## Available records
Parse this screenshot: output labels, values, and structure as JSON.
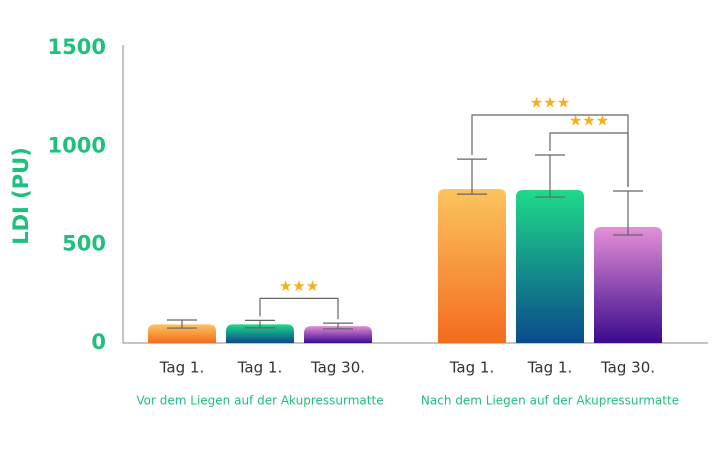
{
  "chart_data": {
    "type": "bar",
    "y_label": "LDI (PU)",
    "categories": [
      "Vor dem Liegen auf der Akupressurmatte",
      "Nach dem Liegen auf der Akupressurmatte"
    ],
    "series": [
      {
        "name": "Tag 1.",
        "gradient": [
          "#fcc45e",
          "#f46c1e"
        ],
        "values": [
          95,
          783
        ],
        "errors_plus": [
          22,
          152
        ],
        "errors_minus": [
          19,
          26
        ]
      },
      {
        "name": "Tag 1.",
        "gradient": [
          "#1fd98a",
          "#0b4a8c"
        ],
        "values": [
          95,
          778
        ],
        "errors_plus": [
          20,
          178
        ],
        "errors_minus": [
          18,
          36
        ]
      },
      {
        "name": "Tag 30.",
        "gradient": [
          "#e58fd8",
          "#3a0a8e"
        ],
        "values": [
          86,
          590
        ],
        "errors_plus": [
          15,
          183
        ],
        "errors_minus": [
          14,
          41
        ]
      }
    ],
    "significance": [
      {
        "group": 0,
        "from": 1,
        "to": 2,
        "label": "★★★"
      },
      {
        "group": 1,
        "from": 1,
        "to": 2,
        "label": "★★★"
      },
      {
        "group": 1,
        "from": 0,
        "to": 2,
        "label": "★★★"
      }
    ],
    "ylim": [
      0,
      1500
    ],
    "yticks": [
      0,
      500,
      1000,
      1500
    ],
    "axis_color": "#1fbf7e",
    "error_color": "#666666",
    "star_color": "#f5b11c"
  }
}
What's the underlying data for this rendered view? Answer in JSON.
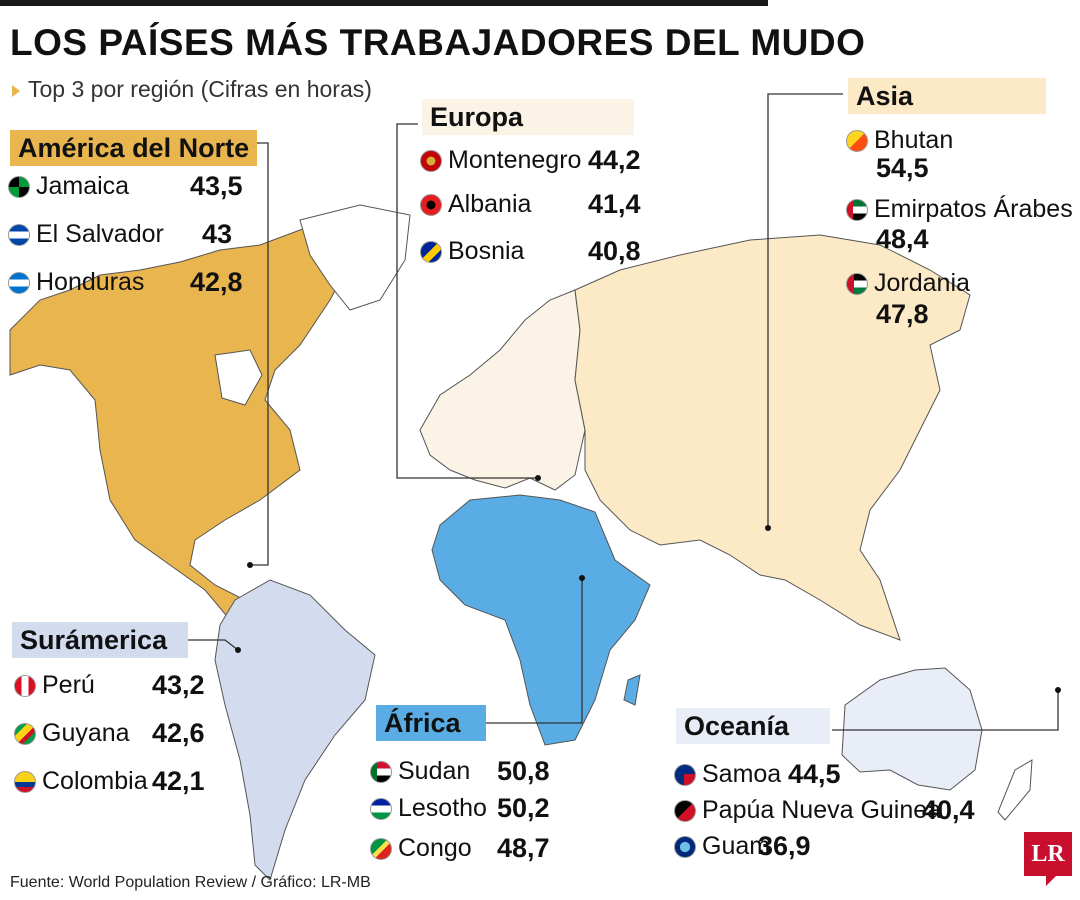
{
  "title": "LOS PAÍSES MÁS TRABAJADORES DEL MUDO",
  "subtitle": "Top 3 por región (Cifras en horas)",
  "footer": "Fuente: World Population Review / Gráfico: LR-MB",
  "logo": "LR",
  "colors": {
    "north_america": "#e8b54e",
    "south_america": "#d3dcef",
    "europe": "#fbf4e6",
    "africa": "#59ade4",
    "asia": "#fce9c5",
    "oceania": "#e8edf7",
    "other_land": "#ffffff",
    "accent": "#c8102e"
  },
  "regions": {
    "north_america": {
      "label": "América del Norte",
      "label_bg": "#e8b54e",
      "countries": [
        {
          "name": "Jamaica",
          "value": "43,5",
          "flag": "flag-jamaica-icon"
        },
        {
          "name": "El Salvador",
          "value": "43",
          "flag": "flag-el-salvador-icon"
        },
        {
          "name": "Honduras",
          "value": "42,8",
          "flag": "flag-honduras-icon"
        }
      ]
    },
    "europe": {
      "label": "Europa",
      "label_bg": "#fbf4e6",
      "countries": [
        {
          "name": "Montenegro",
          "value": "44,2",
          "flag": "flag-montenegro-icon"
        },
        {
          "name": "Albania",
          "value": "41,4",
          "flag": "flag-albania-icon"
        },
        {
          "name": "Bosnia",
          "value": "40,8",
          "flag": "flag-bosnia-icon"
        }
      ]
    },
    "asia": {
      "label": "Asia",
      "label_bg": "#fce9c5",
      "countries": [
        {
          "name": "Bhutan",
          "value": "54,5",
          "flag": "flag-bhutan-icon"
        },
        {
          "name": "Emirpatos Árabes",
          "value": "48,4",
          "flag": "flag-uae-icon"
        },
        {
          "name": "Jordania",
          "value": "47,8",
          "flag": "flag-jordan-icon"
        }
      ]
    },
    "south_america": {
      "label": "Surámerica",
      "label_bg": "#d3dcef",
      "countries": [
        {
          "name": "Perú",
          "value": "43,2",
          "flag": "flag-peru-icon"
        },
        {
          "name": "Guyana",
          "value": "42,6",
          "flag": "flag-guyana-icon"
        },
        {
          "name": "Colombia",
          "value": "42,1",
          "flag": "flag-colombia-icon"
        }
      ]
    },
    "africa": {
      "label": "África",
      "label_bg": "#59ade4",
      "countries": [
        {
          "name": "Sudan",
          "value": "50,8",
          "flag": "flag-sudan-icon"
        },
        {
          "name": "Lesotho",
          "value": "50,2",
          "flag": "flag-lesotho-icon"
        },
        {
          "name": "Congo",
          "value": "48,7",
          "flag": "flag-congo-icon"
        }
      ]
    },
    "oceania": {
      "label": "Oceanía",
      "label_bg": "#e8edf7",
      "countries": [
        {
          "name": "Samoa",
          "value": "44,5",
          "flag": "flag-samoa-icon"
        },
        {
          "name": "Papúa Nueva Guinea",
          "value": "40,4",
          "flag": "flag-papua-new-guinea-icon"
        },
        {
          "name": "Guam",
          "value": "36,9",
          "flag": "flag-guam-icon"
        }
      ]
    }
  }
}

## Brief
Your task is to pick out every line with the string "this" and copy it.

## Exercise solution
Parse this screenshot: output labels, values, and structure as JSON.
What's the underlying data for this rendered view? Answer in JSON.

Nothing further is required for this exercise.